5. 日本の主要輸入先国の動向(2018年6月時点予測)

2018年7月

 近年、日本の粗糖(甘しゃ糖・分みつ糖〈HSコード1701.14−110〉および甘しゃ糖・その他〈同1701.14−200〉の合計)の主要輸入先国は、タイ、豪州、南アフリカ、フィリピン、グアテマラであったが、 2017年の主要輸入先国ごとの割合は、豪州が69.5%(前年比17.3ポイント増)、タイが25.0%(同22.7ポイント減)と、この2カ国で9割以上を占めている(財務省「貿易統計」)。
 豪州およびタイについては毎月の報告、南アフリカ、フィリピン、グアテマラについては、原則として3カ月に1回の報告とし、今回はグアテマラを報告する。本稿中の為替レートは2018年5月末日TTS相場の値であり、1豪ドル=84円(84.35円)である。

データソースからの項目:
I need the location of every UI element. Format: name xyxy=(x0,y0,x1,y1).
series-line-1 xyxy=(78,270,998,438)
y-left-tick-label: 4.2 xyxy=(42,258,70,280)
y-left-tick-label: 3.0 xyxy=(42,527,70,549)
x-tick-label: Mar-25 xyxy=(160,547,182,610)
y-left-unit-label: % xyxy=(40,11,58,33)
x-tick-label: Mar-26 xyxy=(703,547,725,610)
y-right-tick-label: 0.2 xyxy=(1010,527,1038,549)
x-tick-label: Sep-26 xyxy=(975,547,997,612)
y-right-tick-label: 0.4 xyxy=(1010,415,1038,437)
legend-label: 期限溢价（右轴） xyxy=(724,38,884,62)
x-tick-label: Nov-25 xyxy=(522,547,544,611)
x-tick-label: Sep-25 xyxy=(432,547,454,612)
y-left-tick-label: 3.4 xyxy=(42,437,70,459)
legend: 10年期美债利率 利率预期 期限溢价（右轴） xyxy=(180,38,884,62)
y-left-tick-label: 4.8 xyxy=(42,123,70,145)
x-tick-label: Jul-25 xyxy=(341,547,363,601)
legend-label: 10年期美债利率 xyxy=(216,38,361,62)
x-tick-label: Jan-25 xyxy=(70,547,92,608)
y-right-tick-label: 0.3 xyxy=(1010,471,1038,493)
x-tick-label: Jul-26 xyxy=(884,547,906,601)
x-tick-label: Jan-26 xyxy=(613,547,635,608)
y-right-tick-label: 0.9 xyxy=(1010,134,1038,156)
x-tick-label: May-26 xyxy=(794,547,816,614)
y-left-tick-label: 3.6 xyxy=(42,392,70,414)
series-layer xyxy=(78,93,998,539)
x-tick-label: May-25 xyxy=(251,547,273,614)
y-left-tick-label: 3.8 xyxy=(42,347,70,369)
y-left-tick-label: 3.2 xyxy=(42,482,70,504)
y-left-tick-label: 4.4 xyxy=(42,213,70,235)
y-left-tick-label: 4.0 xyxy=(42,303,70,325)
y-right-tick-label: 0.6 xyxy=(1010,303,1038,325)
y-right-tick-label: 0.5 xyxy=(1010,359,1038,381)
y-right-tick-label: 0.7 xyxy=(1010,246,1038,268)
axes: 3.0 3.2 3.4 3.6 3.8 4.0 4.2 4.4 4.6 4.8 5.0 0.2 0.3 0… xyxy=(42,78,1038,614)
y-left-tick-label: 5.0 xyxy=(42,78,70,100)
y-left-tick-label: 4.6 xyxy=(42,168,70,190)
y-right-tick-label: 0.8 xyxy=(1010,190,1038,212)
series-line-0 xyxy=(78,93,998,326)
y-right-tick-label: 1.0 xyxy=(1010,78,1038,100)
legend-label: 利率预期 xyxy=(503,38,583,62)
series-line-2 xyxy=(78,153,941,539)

課題:
(1) 粗糖の輸入先に関する文章について、次の問いに答えてください。
(a) 2017年の日本の粗糖輸入に占める豪州の割合は何%ですか。
(b) 毎月の報告の対象となっている国はどこですか。
(c) 本稿中の為替レートは、1豪ドル何円とされていますか。
(2) 粗糖の輸入先に関する文章で、豪州とタイの2カ国が9割以上を占めるとされる根拠を、文章中の数値を用いて1〜2文で説明してください。

解答:
(1)
(a) 69.5%(前年比17.3ポイント増)
(b) 豪州およびタイ
(c) 1豪ドル=84円(84.35円)

(2) 2017年の主要輸入先国ごとの割合は、豪州が69.5%、タイが25.0%です。両国を合わせると9割を超えます。